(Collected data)
start

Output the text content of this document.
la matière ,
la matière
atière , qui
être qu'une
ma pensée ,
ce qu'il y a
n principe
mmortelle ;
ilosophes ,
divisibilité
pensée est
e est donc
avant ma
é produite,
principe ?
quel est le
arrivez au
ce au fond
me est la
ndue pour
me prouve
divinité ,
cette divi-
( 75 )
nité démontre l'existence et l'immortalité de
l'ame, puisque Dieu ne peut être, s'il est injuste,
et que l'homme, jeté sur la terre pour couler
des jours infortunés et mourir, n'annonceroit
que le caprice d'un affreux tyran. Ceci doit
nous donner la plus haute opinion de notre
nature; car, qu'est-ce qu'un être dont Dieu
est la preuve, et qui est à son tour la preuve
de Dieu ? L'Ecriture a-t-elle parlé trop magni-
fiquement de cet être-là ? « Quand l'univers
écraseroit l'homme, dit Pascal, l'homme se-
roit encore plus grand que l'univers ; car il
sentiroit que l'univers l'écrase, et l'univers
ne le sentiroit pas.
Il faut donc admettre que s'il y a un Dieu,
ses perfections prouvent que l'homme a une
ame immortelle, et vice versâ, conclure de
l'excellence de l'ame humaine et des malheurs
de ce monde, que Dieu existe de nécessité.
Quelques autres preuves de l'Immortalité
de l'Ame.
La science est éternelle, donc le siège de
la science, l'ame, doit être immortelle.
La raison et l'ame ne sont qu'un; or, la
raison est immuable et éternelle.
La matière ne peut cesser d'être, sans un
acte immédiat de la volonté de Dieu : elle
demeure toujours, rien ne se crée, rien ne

end

◆ What the task requires
Go through the material and copy out every line with "immortelle" in it.

◆ Completed task
ame immortelle, et vice versâ, conclure de
la science, l'ame, doit être immortelle.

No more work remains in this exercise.